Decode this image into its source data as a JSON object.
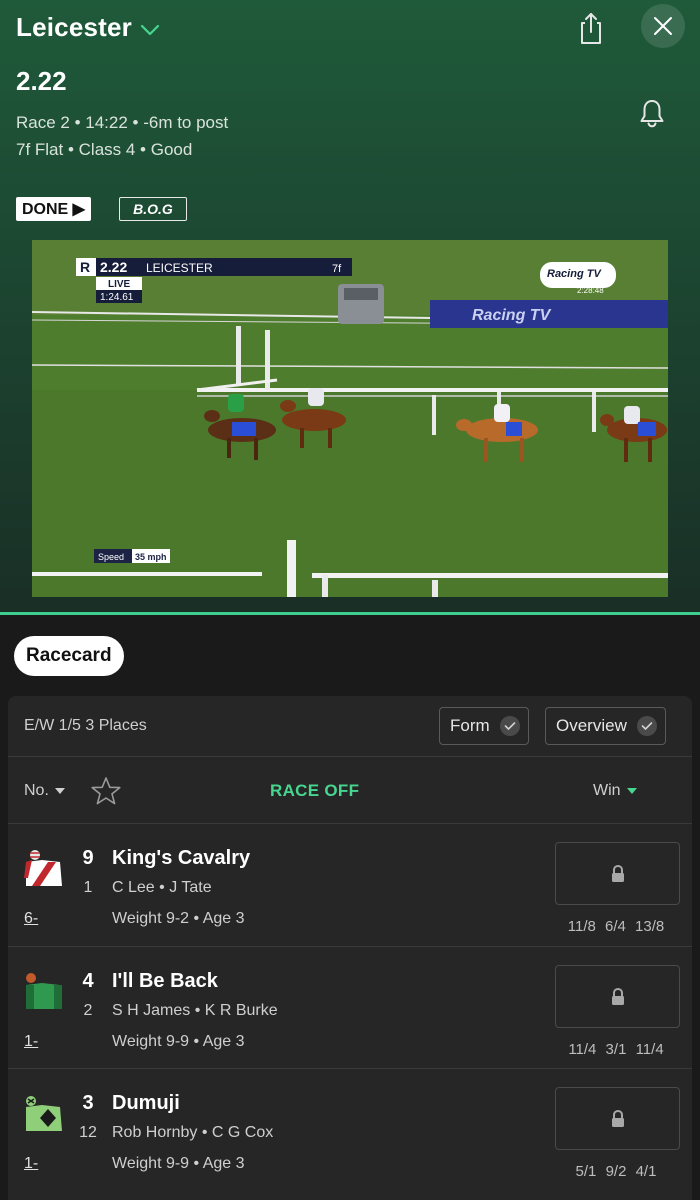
{
  "header": {
    "venue": "Leicester",
    "race_time": "2.22",
    "meta_line1": "Race 2 • 14:22 • -6m to post",
    "meta_line2": "7f Flat  • Class 4  • Good",
    "badge_done": "DONE ▶",
    "badge_bog": "B.O.G"
  },
  "video": {
    "overlay_time": "2.22",
    "overlay_venue": "LEICESTER",
    "overlay_distance": "7f",
    "overlay_live": "LIVE",
    "overlay_clock": "1:24.61",
    "channel_logo": "Racing TV",
    "channel_clock": "2:28:48",
    "speed_label": "Speed",
    "speed_value": "35 mph",
    "board_text": "Racing TV"
  },
  "tabs": {
    "racecard": "Racecard"
  },
  "card": {
    "ew_terms": "E/W 1/5 3 Places",
    "form_toggle": "Form",
    "overview_toggle": "Overview",
    "col_no": "No.",
    "race_status": "RACE OFF",
    "col_win": "Win"
  },
  "runners": [
    {
      "number": "9",
      "name": "King's Cavalry",
      "draw": "1",
      "jockey_trainer": "C Lee • J Tate",
      "form": "6-",
      "weight_age": "Weight 9-2 • Age 3",
      "prices": "11/8 6/4 13/8"
    },
    {
      "number": "4",
      "name": "I'll Be Back",
      "draw": "2",
      "jockey_trainer": "S H James • K R Burke",
      "form": "1-",
      "weight_age": "Weight 9-9 • Age 3",
      "prices": "11/4 3/1 11/4"
    },
    {
      "number": "3",
      "name": "Dumuji",
      "draw": "12",
      "jockey_trainer": "Rob Hornby • C G Cox",
      "form": "1-",
      "weight_age": "Weight 9-9 • Age 3",
      "prices": "5/1 9/2 4/1"
    }
  ],
  "colors": {
    "accent_green": "#46d68f",
    "divider_green": "#3ecf8e",
    "card_bg": "#262626",
    "header_green": "#1f5a3a"
  },
  "icons": {
    "venue_dropdown": "chevron-down-icon",
    "share": "share-icon",
    "close": "close-icon",
    "alert": "bell-icon",
    "favourite": "star-icon",
    "locked_odds": "lock-icon",
    "toggle_on": "check-icon"
  }
}
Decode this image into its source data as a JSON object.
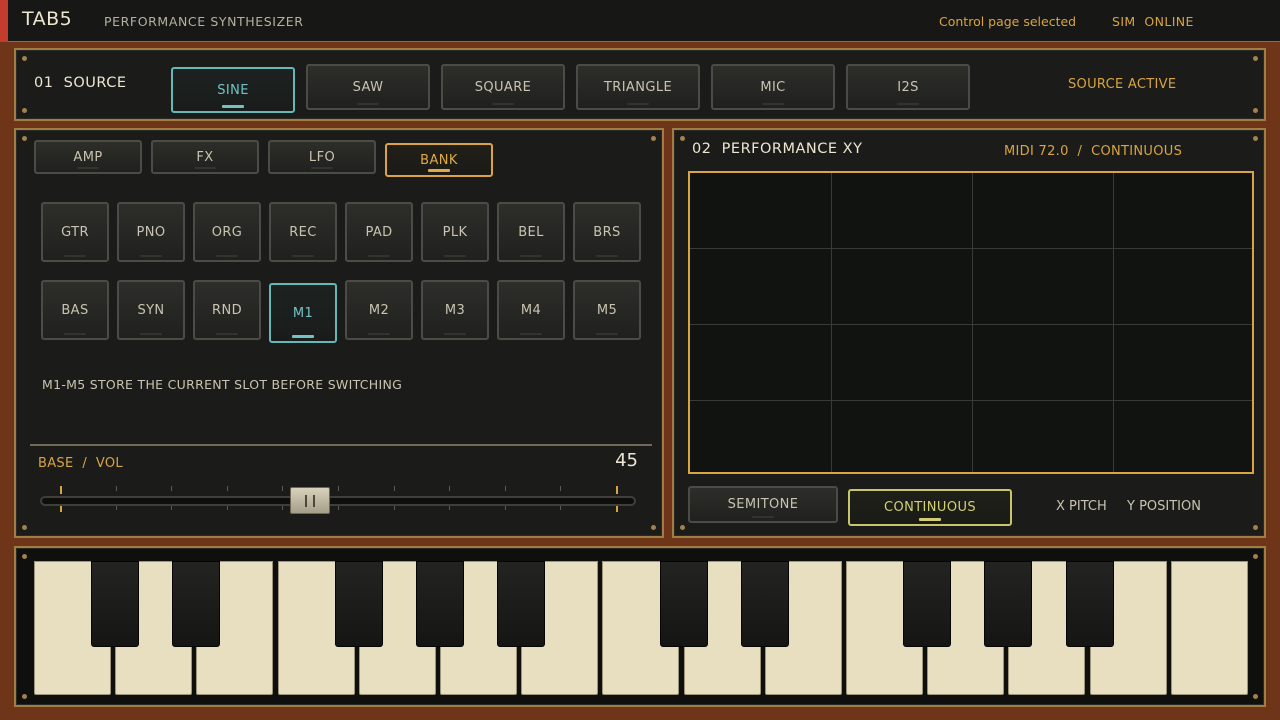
{
  "app": {
    "title": "TAB5",
    "subtitle": "PERFORMANCE SYNTHESIZER",
    "status": "Control page selected",
    "sim_status": "SIM  ONLINE"
  },
  "source": {
    "label": "01  SOURCE",
    "buttons": [
      "SINE",
      "SAW",
      "SQUARE",
      "TRIANGLE",
      "MIC",
      "I2S"
    ],
    "selected": "SINE",
    "state": "SOURCE ACTIVE"
  },
  "control": {
    "tabs": [
      "AMP",
      "FX",
      "LFO",
      "BANK"
    ],
    "selected_tab": "BANK",
    "bank_row1": [
      "GTR",
      "PNO",
      "ORG",
      "REC",
      "PAD",
      "PLK",
      "BEL",
      "BRS"
    ],
    "bank_row2": [
      "BAS",
      "SYN",
      "RND",
      "M1",
      "M2",
      "M3",
      "M4",
      "M5"
    ],
    "selected_slot": "M1",
    "hint": "M1-M5 STORE THE CURRENT SLOT BEFORE SWITCHING",
    "slider_label": "BASE  /  VOL",
    "slider_value": "45",
    "slider_fraction": 0.45
  },
  "performance": {
    "label": "02  PERFORMANCE XY",
    "midi_status": "MIDI 72.0  /  CONTINUOUS",
    "modes": [
      "SEMITONE",
      "CONTINUOUS"
    ],
    "selected_mode": "CONTINUOUS",
    "x_axis": "X PITCH",
    "y_axis": "Y POSITION"
  },
  "colors": {
    "accent_amber": "#d9a441",
    "accent_cyan": "#74c3c3",
    "accent_olive": "#d3cf76",
    "wood": "#6e3519",
    "panel": "#1b1c19"
  },
  "keyboard": {
    "white_keys": 15,
    "black_keys": 10
  }
}
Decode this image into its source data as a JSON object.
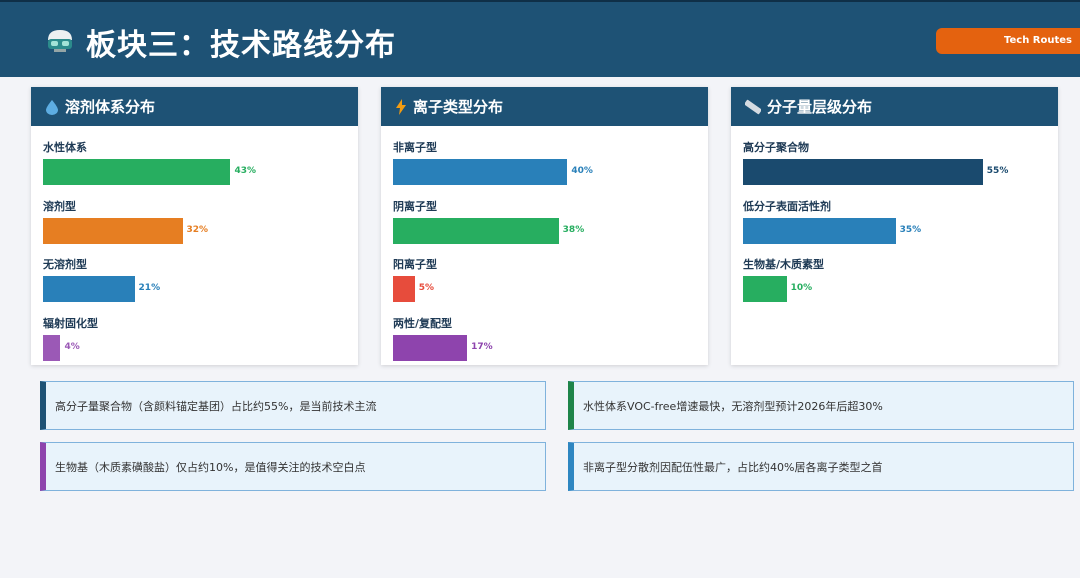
{
  "header": {
    "title": "板块三：技术路线分布",
    "badge": "Tech Routes"
  },
  "cards": [
    {
      "title": "溶剂体系分布",
      "icon": "droplet-icon",
      "items": [
        {
          "label": "水性体系",
          "value": 43,
          "pct": "43%",
          "color": "#27ae60"
        },
        {
          "label": "溶剂型",
          "value": 32,
          "pct": "32%",
          "color": "#e67e22"
        },
        {
          "label": "无溶剂型",
          "value": 21,
          "pct": "21%",
          "color": "#2980b9"
        },
        {
          "label": "辐射固化型",
          "value": 4,
          "pct": "4%",
          "color": "#9b59b6"
        }
      ]
    },
    {
      "title": "离子类型分布",
      "icon": "lightning-icon",
      "items": [
        {
          "label": "非离子型",
          "value": 40,
          "pct": "40%",
          "color": "#2980b9"
        },
        {
          "label": "阴离子型",
          "value": 38,
          "pct": "38%",
          "color": "#27ae60"
        },
        {
          "label": "阳离子型",
          "value": 5,
          "pct": "5%",
          "color": "#e74c3c"
        },
        {
          "label": "两性/复配型",
          "value": 17,
          "pct": "17%",
          "color": "#8e44ad"
        }
      ]
    },
    {
      "title": "分子量层级分布",
      "icon": "ruler-icon",
      "items": [
        {
          "label": "高分子聚合物",
          "value": 55,
          "pct": "55%",
          "color": "#1a4a6e"
        },
        {
          "label": "低分子表面活性剂",
          "value": 35,
          "pct": "35%",
          "color": "#2980b9"
        },
        {
          "label": "生物基/木质素型",
          "value": 10,
          "pct": "10%",
          "color": "#27ae60"
        }
      ]
    }
  ],
  "notes": [
    {
      "text": "高分子量聚合物（含颜料锚定基团）占比约55%，是当前技术主流",
      "color": "#1e5275"
    },
    {
      "text": "水性体系VOC-free增速最快，无溶剂型预计2026年后超30%",
      "color": "#1e8449"
    },
    {
      "text": "生物基（木质素磺酸盐）仅占约10%，是值得关注的技术空白点",
      "color": "#8e44ad"
    },
    {
      "text": "非离子型分散剂因配伍性最广，占比约40%居各离子类型之首",
      "color": "#2e86c1"
    }
  ]
}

◆ ◆ ◆

### TASK DESCRIPTION:
The records above are to be quoted exactly, with all pictures left out.

### TASK OUTPUT:
Decode this image into its source data as a JSON object.
{
  "header": {
    "venue": "Leicester",
    "race_time": "2.22",
    "meta_line1": "Race 2 • 14:22 • -6m to post",
    "meta_line2": "7f Flat  • Class 4  • Good",
    "badge_done": "DONE ▶",
    "badge_bog": "B.O.G"
  },
  "video": {
    "overlay_time": "2.22",
    "overlay_venue": "LEICESTER",
    "overlay_distance": "7f",
    "overlay_live": "LIVE",
    "overlay_clock": "1:24.61",
    "channel_logo": "Racing TV",
    "channel_clock": "2:28:48",
    "speed_label": "Speed",
    "speed_value": "35 mph",
    "board_text": "Racing TV"
  },
  "tabs": {
    "racecard": "Racecard"
  },
  "card": {
    "ew_terms": "E/W 1/5 3 Places",
    "form_toggle": "Form",
    "overview_toggle": "Overview",
    "col_no": "No.",
    "race_status": "RACE OFF",
    "col_win": "Win"
  },
  "runners": [
    {
      "number": "9",
      "name": "King's Cavalry",
      "draw": "1",
      "jockey_trainer": "C Lee • J Tate",
      "form": "6-",
      "weight_age": "Weight 9-2 • Age 3",
      "prices": "11/8 6/4 13/8"
    },
    {
      "number": "4",
      "name": "I'll Be Back",
      "draw": "2",
      "jockey_trainer": "S H James • K R Burke",
      "form": "1-",
      "weight_age": "Weight 9-9 • Age 3",
      "prices": "11/4 3/1 11/4"
    },
    {
      "number": "3",
      "name": "Dumuji",
      "draw": "12",
      "jockey_trainer": "Rob Hornby • C G Cox",
      "form": "1-",
      "weight_age": "Weight 9-9 • Age 3",
      "prices": "5/1 9/2 4/1"
    }
  ],
  "colors": {
    "accent_green": "#46d68f",
    "divider_green": "#3ecf8e",
    "card_bg": "#262626",
    "header_green": "#1f5a3a"
  },
  "icons": {
    "venue_dropdown": "chevron-down-icon",
    "share": "share-icon",
    "close": "close-icon",
    "alert": "bell-icon",
    "favourite": "star-icon",
    "locked_odds": "lock-icon",
    "toggle_on": "check-icon"
  }
}
Decode this image into its source data as a JSON object.
{
  "app": {
    "title": "TAB5",
    "subtitle": "PERFORMANCE SYNTHESIZER",
    "status": "Control page selected",
    "sim_status": "SIM  ONLINE"
  },
  "source": {
    "label": "01  SOURCE",
    "buttons": [
      "SINE",
      "SAW",
      "SQUARE",
      "TRIANGLE",
      "MIC",
      "I2S"
    ],
    "selected": "SINE",
    "state": "SOURCE ACTIVE"
  },
  "control": {
    "tabs": [
      "AMP",
      "FX",
      "LFO",
      "BANK"
    ],
    "selected_tab": "BANK",
    "bank_row1": [
      "GTR",
      "PNO",
      "ORG",
      "REC",
      "PAD",
      "PLK",
      "BEL",
      "BRS"
    ],
    "bank_row2": [
      "BAS",
      "SYN",
      "RND",
      "M1",
      "M2",
      "M3",
      "M4",
      "M5"
    ],
    "selected_slot": "M1",
    "hint": "M1-M5 STORE THE CURRENT SLOT BEFORE SWITCHING",
    "slider_label": "BASE  /  VOL",
    "slider_value": "45",
    "slider_fraction": 0.45
  },
  "performance": {
    "label": "02  PERFORMANCE XY",
    "midi_status": "MIDI 72.0  /  CONTINUOUS",
    "modes": [
      "SEMITONE",
      "CONTINUOUS"
    ],
    "selected_mode": "CONTINUOUS",
    "x_axis": "X PITCH",
    "y_axis": "Y POSITION"
  },
  "colors": {
    "accent_amber": "#d9a441",
    "accent_cyan": "#74c3c3",
    "accent_olive": "#d3cf76",
    "wood": "#6e3519",
    "panel": "#1b1c19"
  },
  "keyboard": {
    "white_keys": 15,
    "black_keys": 10
  }
}
Decode this image into its source data as a JSON object.
{
  "header": {
    "title": "板块三：技术路线分布",
    "badge": "Tech Routes"
  },
  "cards": [
    {
      "title": "溶剂体系分布",
      "icon": "droplet-icon",
      "items": [
        {
          "label": "水性体系",
          "value": 43,
          "pct": "43%",
          "color": "#27ae60"
        },
        {
          "label": "溶剂型",
          "value": 32,
          "pct": "32%",
          "color": "#e67e22"
        },
        {
          "label": "无溶剂型",
          "value": 21,
          "pct": "21%",
          "color": "#2980b9"
        },
        {
          "label": "辐射固化型",
          "value": 4,
          "pct": "4%",
          "color": "#9b59b6"
        }
      ]
    },
    {
      "title": "离子类型分布",
      "icon": "lightning-icon",
      "items": [
        {
          "label": "非离子型",
          "value": 40,
          "pct": "40%",
          "color": "#2980b9"
        },
        {
          "label": "阴离子型",
          "value": 38,
          "pct": "38%",
          "color": "#27ae60"
        },
        {
          "label": "阳离子型",
          "value": 5,
          "pct": "5%",
          "color": "#e74c3c"
        },
        {
          "label": "两性/复配型",
          "value": 17,
          "pct": "17%",
          "color": "#8e44ad"
        }
      ]
    },
    {
      "title": "分子量层级分布",
      "icon": "ruler-icon",
      "items": [
        {
          "label": "高分子聚合物",
          "value": 55,
          "pct": "55%",
          "color": "#1a4a6e"
        },
        {
          "label": "低分子表面活性剂",
          "value": 35,
          "pct": "35%",
          "color": "#2980b9"
        },
        {
          "label": "生物基/木质素型",
          "value": 10,
          "pct": "10%",
          "color": "#27ae60"
        }
      ]
    }
  ],
  "notes": [
    {
      "text": "高分子量聚合物（含颜料锚定基团）占比约55%，是当前技术主流",
      "color": "#1e5275"
    },
    {
      "text": "水性体系VOC-free增速最快，无溶剂型预计2026年后超30%",
      "color": "#1e8449"
    },
    {
      "text": "生物基（木质素磺酸盐）仅占约10%，是值得关注的技术空白点",
      "color": "#8e44ad"
    },
    {
      "text": "非离子型分散剂因配伍性最广，占比约40%居各离子类型之首",
      "color": "#2e86c1"
    }
  ]
}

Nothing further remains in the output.